((

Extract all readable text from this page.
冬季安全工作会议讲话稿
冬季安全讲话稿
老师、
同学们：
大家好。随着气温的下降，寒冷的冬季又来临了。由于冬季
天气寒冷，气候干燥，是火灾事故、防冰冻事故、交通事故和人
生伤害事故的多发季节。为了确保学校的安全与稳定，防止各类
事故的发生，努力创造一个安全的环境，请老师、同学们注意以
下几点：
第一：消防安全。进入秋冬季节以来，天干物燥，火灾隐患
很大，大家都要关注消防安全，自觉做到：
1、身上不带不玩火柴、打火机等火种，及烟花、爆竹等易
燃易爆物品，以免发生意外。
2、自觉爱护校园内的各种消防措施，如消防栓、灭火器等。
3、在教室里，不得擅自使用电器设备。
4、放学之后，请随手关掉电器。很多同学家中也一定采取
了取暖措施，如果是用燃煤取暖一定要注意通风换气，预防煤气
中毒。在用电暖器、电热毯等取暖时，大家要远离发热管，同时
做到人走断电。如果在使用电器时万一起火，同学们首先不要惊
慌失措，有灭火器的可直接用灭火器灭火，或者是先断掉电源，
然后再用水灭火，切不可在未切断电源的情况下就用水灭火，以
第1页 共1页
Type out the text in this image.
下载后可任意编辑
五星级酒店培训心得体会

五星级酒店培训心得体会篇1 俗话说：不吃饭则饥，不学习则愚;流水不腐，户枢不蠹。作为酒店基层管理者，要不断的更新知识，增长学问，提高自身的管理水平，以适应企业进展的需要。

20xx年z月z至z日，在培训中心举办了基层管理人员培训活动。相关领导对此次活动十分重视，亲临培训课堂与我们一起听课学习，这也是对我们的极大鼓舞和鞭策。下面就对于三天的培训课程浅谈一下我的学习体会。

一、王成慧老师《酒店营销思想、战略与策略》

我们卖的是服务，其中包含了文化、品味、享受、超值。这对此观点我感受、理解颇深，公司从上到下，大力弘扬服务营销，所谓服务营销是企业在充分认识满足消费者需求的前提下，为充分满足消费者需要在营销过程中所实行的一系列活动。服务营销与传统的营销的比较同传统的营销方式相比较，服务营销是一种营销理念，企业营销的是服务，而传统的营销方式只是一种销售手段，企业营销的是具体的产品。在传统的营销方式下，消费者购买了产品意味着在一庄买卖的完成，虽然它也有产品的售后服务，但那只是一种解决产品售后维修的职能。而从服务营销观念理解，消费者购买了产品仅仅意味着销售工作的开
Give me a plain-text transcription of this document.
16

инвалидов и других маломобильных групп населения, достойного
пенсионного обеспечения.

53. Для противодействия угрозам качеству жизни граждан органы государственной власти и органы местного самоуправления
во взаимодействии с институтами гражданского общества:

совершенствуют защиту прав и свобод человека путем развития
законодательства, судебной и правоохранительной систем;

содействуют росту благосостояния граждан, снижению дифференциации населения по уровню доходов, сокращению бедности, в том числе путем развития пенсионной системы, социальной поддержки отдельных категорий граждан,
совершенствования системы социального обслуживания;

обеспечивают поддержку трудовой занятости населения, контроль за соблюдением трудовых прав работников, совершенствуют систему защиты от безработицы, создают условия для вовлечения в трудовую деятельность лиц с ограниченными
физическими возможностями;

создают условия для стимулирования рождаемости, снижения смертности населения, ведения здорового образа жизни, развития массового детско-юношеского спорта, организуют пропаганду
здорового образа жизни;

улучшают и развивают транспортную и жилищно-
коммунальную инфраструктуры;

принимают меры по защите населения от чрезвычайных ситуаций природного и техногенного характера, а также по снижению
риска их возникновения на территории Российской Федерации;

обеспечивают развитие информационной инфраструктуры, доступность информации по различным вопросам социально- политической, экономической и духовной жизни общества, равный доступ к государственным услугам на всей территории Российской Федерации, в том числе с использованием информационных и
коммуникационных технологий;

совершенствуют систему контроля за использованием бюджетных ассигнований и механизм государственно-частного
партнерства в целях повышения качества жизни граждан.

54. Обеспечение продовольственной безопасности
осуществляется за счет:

))

_Objective_. Check each line of the records above for "систему", and copy those that have it.

_Exercise solution_.
обеспечивают поддержку трудовой занятости населения, контроль за соблюдением трудовых прав работников, совершенствуют систему защиты от безработицы, создают условия для вовлечения в трудовую деятельность лиц с ограниченными
совершенствуют систему контроля за использованием бюджетных ассигнований и механизм государственно-частного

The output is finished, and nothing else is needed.